{{{Beverly and fam}}} Glad you have the grandson handy!
Willow ,'First Date'
Goodbye and Good Riddance 2025: This too shall pass. Like a kidney stone.
Every year we watch the Charlie Brown special, do the Snoopy dance, and wish everybody a Merry Thanksgivukkahmas in the good riddance thread. Which is this one, in case you were wondering.Take stock, reflect, butch, moan, vent, celebrate. We are all here for it. So long 2025; do better 2026.
Oh geez Bev. Glad it’s not worse but sorry it is at all!
Gotta say 2026 is not impressing me so far (*cough*Venezuela*cough*).
2025 sucked a lot for me and mine.
My mom passing is a major reason. Mr. S being at the RTC all year is another. Perimenopause is hitting hard, between the hot flashes and the interrupted sleep every night.
Of course there's all the crap the government has pulled. I did not lose my job due to DOGE shenanigans, but two of my labmates did. Also having to work without pay for over a month was no fun.
There were a couple of good things in 2025. We got to Worldcon in Seattle, and that was fun. We also adopted two kittens in February. They turned 1 in August, and are still very high energy, and very entertaining.
*-*-*
Rewrite the part of the forum thread starting with "Every year we" and going on through "me and mine.", putting "Grinch" in place of "Charlie Brown". The records that come next are separate material with no connection to the forum thread.

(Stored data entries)
*-*-*
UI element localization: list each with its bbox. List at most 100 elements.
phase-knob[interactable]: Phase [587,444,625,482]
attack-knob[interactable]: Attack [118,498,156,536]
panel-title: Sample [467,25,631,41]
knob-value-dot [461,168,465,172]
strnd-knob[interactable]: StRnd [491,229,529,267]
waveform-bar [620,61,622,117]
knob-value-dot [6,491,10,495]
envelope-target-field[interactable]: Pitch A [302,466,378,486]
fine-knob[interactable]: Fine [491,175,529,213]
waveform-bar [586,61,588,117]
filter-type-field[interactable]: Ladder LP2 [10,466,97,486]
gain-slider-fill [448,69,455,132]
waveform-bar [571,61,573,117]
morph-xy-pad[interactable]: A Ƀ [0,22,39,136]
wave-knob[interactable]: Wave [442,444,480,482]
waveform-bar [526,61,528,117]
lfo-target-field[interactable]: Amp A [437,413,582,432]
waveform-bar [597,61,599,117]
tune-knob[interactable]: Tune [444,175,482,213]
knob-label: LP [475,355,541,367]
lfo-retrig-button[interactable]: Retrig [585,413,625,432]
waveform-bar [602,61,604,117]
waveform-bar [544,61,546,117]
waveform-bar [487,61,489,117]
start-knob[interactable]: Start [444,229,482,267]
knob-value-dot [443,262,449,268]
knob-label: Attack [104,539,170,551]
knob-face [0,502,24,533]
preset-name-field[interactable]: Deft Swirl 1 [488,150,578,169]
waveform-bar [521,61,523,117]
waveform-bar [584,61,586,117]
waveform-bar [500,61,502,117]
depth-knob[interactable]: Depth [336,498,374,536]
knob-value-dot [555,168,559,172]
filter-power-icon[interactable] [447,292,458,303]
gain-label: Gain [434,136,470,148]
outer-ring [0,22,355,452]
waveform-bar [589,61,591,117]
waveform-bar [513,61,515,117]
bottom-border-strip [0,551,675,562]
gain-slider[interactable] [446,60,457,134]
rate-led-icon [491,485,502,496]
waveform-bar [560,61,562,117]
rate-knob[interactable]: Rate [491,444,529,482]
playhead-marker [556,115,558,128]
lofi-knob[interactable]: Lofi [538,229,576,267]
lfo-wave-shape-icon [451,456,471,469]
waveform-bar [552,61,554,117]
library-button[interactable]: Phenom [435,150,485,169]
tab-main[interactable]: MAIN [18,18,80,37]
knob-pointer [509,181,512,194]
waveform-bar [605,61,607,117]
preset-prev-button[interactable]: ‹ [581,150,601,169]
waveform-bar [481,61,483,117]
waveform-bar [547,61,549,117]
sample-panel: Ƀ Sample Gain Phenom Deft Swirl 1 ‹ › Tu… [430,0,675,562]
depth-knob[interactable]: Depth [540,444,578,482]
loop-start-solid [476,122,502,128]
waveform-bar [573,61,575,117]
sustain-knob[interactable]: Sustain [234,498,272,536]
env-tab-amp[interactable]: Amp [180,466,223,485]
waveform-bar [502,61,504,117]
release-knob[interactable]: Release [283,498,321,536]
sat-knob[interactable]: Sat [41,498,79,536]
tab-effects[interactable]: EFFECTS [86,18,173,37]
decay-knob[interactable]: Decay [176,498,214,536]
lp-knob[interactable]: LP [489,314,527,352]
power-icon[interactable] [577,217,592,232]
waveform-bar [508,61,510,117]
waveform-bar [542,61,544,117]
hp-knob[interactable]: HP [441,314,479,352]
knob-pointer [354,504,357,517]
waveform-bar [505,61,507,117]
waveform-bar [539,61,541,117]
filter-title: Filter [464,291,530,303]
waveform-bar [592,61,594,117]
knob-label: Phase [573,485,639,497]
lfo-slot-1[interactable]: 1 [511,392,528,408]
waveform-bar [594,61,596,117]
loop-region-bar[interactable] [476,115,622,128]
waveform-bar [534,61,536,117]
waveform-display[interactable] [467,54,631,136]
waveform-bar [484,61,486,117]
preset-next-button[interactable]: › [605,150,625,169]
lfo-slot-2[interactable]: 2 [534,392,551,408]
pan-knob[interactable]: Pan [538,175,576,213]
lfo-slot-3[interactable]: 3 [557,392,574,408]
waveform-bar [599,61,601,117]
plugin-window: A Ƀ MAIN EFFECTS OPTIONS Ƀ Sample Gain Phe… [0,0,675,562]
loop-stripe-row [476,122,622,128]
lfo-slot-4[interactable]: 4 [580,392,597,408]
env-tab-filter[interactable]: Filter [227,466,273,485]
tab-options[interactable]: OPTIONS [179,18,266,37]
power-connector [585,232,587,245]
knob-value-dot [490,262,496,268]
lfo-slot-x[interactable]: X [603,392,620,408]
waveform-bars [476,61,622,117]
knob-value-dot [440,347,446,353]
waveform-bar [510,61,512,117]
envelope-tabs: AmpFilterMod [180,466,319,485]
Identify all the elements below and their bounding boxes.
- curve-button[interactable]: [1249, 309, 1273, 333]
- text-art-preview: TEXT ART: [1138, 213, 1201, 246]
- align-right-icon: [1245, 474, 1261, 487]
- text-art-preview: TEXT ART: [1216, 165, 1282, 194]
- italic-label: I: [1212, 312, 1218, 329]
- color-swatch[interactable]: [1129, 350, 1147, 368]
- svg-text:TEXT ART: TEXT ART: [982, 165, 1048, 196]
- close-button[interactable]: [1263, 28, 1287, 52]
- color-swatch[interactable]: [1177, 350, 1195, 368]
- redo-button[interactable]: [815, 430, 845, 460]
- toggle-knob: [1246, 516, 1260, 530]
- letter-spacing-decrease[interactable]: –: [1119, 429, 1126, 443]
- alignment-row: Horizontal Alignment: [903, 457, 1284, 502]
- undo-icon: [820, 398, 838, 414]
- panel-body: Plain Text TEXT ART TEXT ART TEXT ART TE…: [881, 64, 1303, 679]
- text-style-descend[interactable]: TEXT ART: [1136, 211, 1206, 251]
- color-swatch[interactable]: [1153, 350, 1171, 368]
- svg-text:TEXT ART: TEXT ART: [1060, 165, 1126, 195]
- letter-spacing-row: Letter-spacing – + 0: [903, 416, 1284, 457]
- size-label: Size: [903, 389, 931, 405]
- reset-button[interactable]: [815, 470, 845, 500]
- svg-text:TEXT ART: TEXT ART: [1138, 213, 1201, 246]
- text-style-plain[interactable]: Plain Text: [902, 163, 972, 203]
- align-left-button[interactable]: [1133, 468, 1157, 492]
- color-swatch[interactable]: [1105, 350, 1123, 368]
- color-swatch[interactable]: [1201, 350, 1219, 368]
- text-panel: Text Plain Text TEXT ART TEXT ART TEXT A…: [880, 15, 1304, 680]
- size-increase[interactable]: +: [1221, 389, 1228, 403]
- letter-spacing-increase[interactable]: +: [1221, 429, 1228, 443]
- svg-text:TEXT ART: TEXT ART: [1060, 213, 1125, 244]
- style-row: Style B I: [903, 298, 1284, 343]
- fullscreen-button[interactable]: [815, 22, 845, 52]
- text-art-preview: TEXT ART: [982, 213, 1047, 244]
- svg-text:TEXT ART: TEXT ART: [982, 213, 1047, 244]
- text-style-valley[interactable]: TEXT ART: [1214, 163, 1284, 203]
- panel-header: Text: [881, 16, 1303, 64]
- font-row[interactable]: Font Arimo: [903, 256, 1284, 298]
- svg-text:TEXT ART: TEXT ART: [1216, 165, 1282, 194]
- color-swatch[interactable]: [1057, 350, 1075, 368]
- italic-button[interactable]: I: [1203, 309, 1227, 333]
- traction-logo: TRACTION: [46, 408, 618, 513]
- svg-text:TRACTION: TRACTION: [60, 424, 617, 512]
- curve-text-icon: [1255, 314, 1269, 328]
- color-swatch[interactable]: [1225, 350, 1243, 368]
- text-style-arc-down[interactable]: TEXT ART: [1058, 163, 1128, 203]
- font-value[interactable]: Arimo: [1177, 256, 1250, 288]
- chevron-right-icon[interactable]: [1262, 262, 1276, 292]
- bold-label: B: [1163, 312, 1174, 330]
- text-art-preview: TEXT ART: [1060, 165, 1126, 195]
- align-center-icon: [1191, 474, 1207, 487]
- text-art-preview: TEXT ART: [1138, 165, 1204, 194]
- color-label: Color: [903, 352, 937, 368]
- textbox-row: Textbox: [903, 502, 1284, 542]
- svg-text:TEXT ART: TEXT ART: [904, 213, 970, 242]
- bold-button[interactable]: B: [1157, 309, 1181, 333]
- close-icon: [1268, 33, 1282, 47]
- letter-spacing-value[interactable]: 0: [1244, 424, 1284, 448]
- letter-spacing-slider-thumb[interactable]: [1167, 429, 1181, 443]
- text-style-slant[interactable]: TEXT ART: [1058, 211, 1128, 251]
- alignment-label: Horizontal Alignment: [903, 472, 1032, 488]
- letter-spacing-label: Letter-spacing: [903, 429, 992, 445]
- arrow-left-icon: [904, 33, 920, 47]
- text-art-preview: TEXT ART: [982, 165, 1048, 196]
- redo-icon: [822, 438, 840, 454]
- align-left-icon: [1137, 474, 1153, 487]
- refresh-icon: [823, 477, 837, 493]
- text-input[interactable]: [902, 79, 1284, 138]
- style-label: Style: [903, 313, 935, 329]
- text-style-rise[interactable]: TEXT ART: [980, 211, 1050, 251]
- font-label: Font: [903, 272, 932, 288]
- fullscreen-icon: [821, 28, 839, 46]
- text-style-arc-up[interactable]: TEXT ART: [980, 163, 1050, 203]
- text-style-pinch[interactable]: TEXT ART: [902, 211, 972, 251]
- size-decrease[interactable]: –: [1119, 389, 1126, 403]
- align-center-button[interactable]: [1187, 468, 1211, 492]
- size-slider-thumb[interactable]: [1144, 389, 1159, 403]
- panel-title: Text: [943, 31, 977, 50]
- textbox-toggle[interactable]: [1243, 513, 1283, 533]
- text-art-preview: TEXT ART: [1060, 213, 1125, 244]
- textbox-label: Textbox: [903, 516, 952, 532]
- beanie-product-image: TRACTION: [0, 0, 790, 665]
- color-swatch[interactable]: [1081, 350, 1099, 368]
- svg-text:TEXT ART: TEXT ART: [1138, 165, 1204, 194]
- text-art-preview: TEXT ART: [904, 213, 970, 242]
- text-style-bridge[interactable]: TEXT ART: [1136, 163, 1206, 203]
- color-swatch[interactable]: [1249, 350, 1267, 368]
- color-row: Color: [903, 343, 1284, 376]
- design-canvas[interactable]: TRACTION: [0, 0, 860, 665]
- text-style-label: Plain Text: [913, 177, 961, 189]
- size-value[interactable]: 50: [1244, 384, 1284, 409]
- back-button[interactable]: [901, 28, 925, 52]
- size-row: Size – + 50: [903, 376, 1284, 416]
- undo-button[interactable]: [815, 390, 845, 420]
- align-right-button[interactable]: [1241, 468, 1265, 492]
*-*-*
| TASK SOLUTION |
Every year we watch the Grinch special, do the Snoopy dance, and wish everybody a Merry Thanksgivukkahmas in the good riddance thread. Which is this one, in case you were wondering.Take stock, reflect, butch, moan, vent, celebrate. We are all here for it. So long 2025; do better 2026.
Oh geez Bev. Glad it’s not worse but sorry it is at all!
Gotta say 2026 is not impressing me so far (*cough*Venezuela*cough*).
2025 sucked a lot for me and mine.